━━━━━ DATA SHOWN ━━━━━

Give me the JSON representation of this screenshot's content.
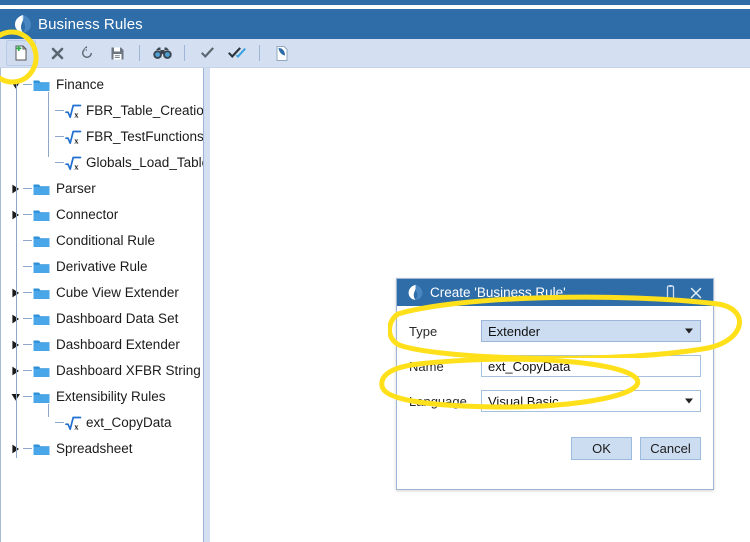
{
  "window": {
    "title": "Business Rules",
    "logo_icon": "onestream-logo-icon"
  },
  "toolbar": {
    "buttons": [
      {
        "name": "new-rule-button",
        "icon": "new-document-icon",
        "label": "New"
      },
      {
        "name": "delete-button",
        "icon": "delete-x-icon",
        "label": "Delete"
      },
      {
        "name": "refresh-button",
        "icon": "refresh-icon",
        "label": "Refresh"
      },
      {
        "name": "save-button",
        "icon": "save-disk-icon",
        "label": "Save"
      },
      {
        "name": "find-button",
        "icon": "binoculars-icon",
        "label": "Find"
      },
      {
        "name": "validate-button",
        "icon": "check-icon",
        "label": "Validate"
      },
      {
        "name": "validate-all-button",
        "icon": "double-check-icon",
        "label": "Validate and Compile"
      },
      {
        "name": "page-button",
        "icon": "page-curl-icon",
        "label": "Page"
      }
    ]
  },
  "tree": {
    "items": [
      {
        "label": "Finance",
        "level": 0,
        "icon": "folder-icon",
        "state": "expanded"
      },
      {
        "label": "FBR_Table_Creation",
        "level": 1,
        "icon": "formula-icon",
        "state": "leaf"
      },
      {
        "label": "FBR_TestFunctions",
        "level": 1,
        "icon": "formula-icon",
        "state": "leaf"
      },
      {
        "label": "Globals_Load_Table",
        "level": 1,
        "icon": "formula-icon",
        "state": "leaf"
      },
      {
        "label": "Parser",
        "level": 0,
        "icon": "folder-icon",
        "state": "collapsed"
      },
      {
        "label": "Connector",
        "level": 0,
        "icon": "folder-icon",
        "state": "collapsed"
      },
      {
        "label": "Conditional Rule",
        "level": 0,
        "icon": "folder-icon",
        "state": "empty"
      },
      {
        "label": "Derivative Rule",
        "level": 0,
        "icon": "folder-icon",
        "state": "empty"
      },
      {
        "label": "Cube View Extender",
        "level": 0,
        "icon": "folder-icon",
        "state": "collapsed"
      },
      {
        "label": "Dashboard Data Set",
        "level": 0,
        "icon": "folder-icon",
        "state": "collapsed"
      },
      {
        "label": "Dashboard Extender",
        "level": 0,
        "icon": "folder-icon",
        "state": "collapsed"
      },
      {
        "label": "Dashboard XFBR String",
        "level": 0,
        "icon": "folder-icon",
        "state": "collapsed"
      },
      {
        "label": "Extensibility Rules",
        "level": 0,
        "icon": "folder-icon",
        "state": "expanded"
      },
      {
        "label": "ext_CopyData",
        "level": 1,
        "icon": "formula-icon",
        "state": "leaf"
      },
      {
        "label": "Spreadsheet",
        "level": 0,
        "icon": "folder-icon",
        "state": "collapsed"
      }
    ]
  },
  "dialog": {
    "title": "Create 'Business Rule'",
    "logo_icon": "onestream-logo-icon",
    "pin_icon": "pin-icon",
    "close_icon": "close-icon",
    "fields": {
      "type": {
        "label": "Type",
        "value": "Extender"
      },
      "name": {
        "label": "Name",
        "value": "ext_CopyData",
        "placeholder": ""
      },
      "language": {
        "label": "Language",
        "value": "Visual Basic"
      }
    },
    "ok_label": "OK",
    "cancel_label": "Cancel"
  },
  "colors": {
    "titlebar": "#2e6da8",
    "toolbar": "#d4e0f2",
    "highlight": "#ffe01a",
    "combo_focus": "#ccdcf1"
  }
}
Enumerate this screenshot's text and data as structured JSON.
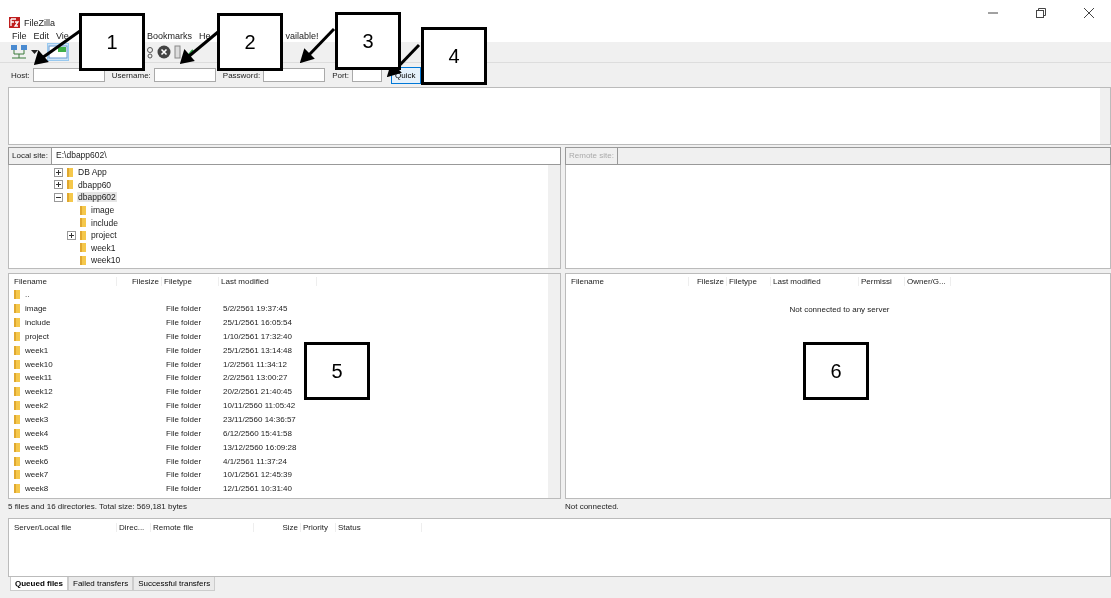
{
  "window": {
    "title": "FileZilla"
  },
  "menu": [
    "File",
    "Edit",
    "Vie",
    "Bookmarks",
    "He",
    "vailable!"
  ],
  "quickconnect": {
    "host_label": "Host:",
    "username_label": "Username:",
    "password_label": "Password:",
    "port_label": "Port:",
    "button": "Quick"
  },
  "local_site": {
    "label": "Local site:",
    "path": "E:\\dbapp602\\"
  },
  "tree": [
    {
      "name": "DB App",
      "kind": "collapsed",
      "selected": false
    },
    {
      "name": "dbapp60",
      "kind": "collapsed",
      "selected": false
    },
    {
      "name": "dbapp602",
      "kind": "expanded",
      "selected": true,
      "children": [
        {
          "name": "image",
          "kind": "leaf",
          "selected": false
        },
        {
          "name": "include",
          "kind": "leaf",
          "selected": false
        },
        {
          "name": "project",
          "kind": "collapsed",
          "selected": false
        },
        {
          "name": "week1",
          "kind": "leaf",
          "selected": false
        },
        {
          "name": "week10",
          "kind": "leaf",
          "selected": false
        }
      ]
    }
  ],
  "local_files": {
    "columns": [
      "Filename",
      "Filesize",
      "Filetype",
      "Last modified"
    ],
    "rows": [
      {
        "name": "..",
        "filetype": "",
        "modified": ""
      },
      {
        "name": "image",
        "filetype": "File folder",
        "modified": "5/2/2561 19:37:45"
      },
      {
        "name": "include",
        "filetype": "File folder",
        "modified": "25/1/2561 16:05:54"
      },
      {
        "name": "project",
        "filetype": "File folder",
        "modified": "1/10/2561 17:32:40"
      },
      {
        "name": "week1",
        "filetype": "File folder",
        "modified": "25/1/2561 13:14:48"
      },
      {
        "name": "week10",
        "filetype": "File folder",
        "modified": "1/2/2561 11:34:12"
      },
      {
        "name": "week11",
        "filetype": "File folder",
        "modified": "2/2/2561 13:00:27"
      },
      {
        "name": "week12",
        "filetype": "File folder",
        "modified": "20/2/2561 21:40:45"
      },
      {
        "name": "week2",
        "filetype": "File folder",
        "modified": "10/11/2560 11:05:42"
      },
      {
        "name": "week3",
        "filetype": "File folder",
        "modified": "23/11/2560 14:36:57"
      },
      {
        "name": "week4",
        "filetype": "File folder",
        "modified": "6/12/2560 15:41:58"
      },
      {
        "name": "week5",
        "filetype": "File folder",
        "modified": "13/12/2560 16:09:28"
      },
      {
        "name": "week6",
        "filetype": "File folder",
        "modified": "4/1/2561 11:37:24"
      },
      {
        "name": "week7",
        "filetype": "File folder",
        "modified": "10/1/2561 12:45:39"
      },
      {
        "name": "week8",
        "filetype": "File folder",
        "modified": "12/1/2561 10:31:40"
      }
    ],
    "status": "5 files and 16 directories. Total size: 569,181 bytes"
  },
  "remote_site": {
    "label": "Remote site:"
  },
  "remote_files": {
    "columns": [
      "Filename",
      "Filesize",
      "Filetype",
      "Last modified",
      "Permissi",
      "Owner/G..."
    ],
    "message": "Not connected to any server",
    "status": "Not connected."
  },
  "queue": {
    "columns": [
      "Server/Local file",
      "Direc...",
      "Remote file",
      "Size",
      "Priority",
      "Status"
    ],
    "tabs": [
      {
        "label": "Queued files",
        "selected": true
      },
      {
        "label": "Failed transfers",
        "selected": false
      },
      {
        "label": "Successful transfers",
        "selected": false
      }
    ]
  },
  "callouts": [
    "1",
    "2",
    "3",
    "4",
    "5",
    "6"
  ]
}
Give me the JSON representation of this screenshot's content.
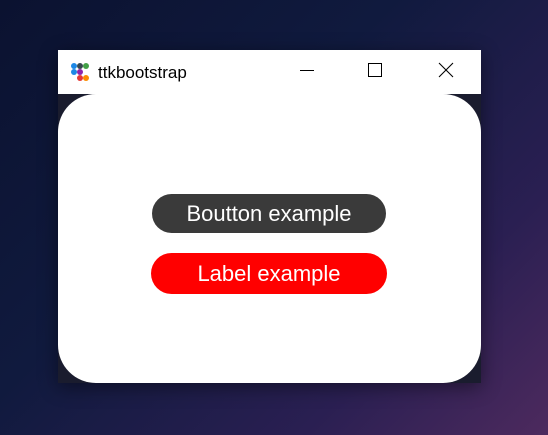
{
  "window": {
    "title": "ttkbootstrap",
    "icon": "ttkbootstrap-logo-icon",
    "controls": {
      "minimize": "minimize-icon",
      "maximize": "maximize-icon",
      "close": "close-icon"
    }
  },
  "content": {
    "button_label": "Boutton example",
    "label_text": "Label example"
  },
  "colors": {
    "button_bg": "#3a3a3a",
    "label_bg": "#ff0000",
    "text": "#ffffff",
    "client_bg": "#ffffff"
  }
}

━━━━━

• YOUR INSTRUCTIONS
Which lines contain the word "close"? Copy each one.

• WORKED SOLUTION
    "close_icon": "close-icon",
      "close": "close-icon"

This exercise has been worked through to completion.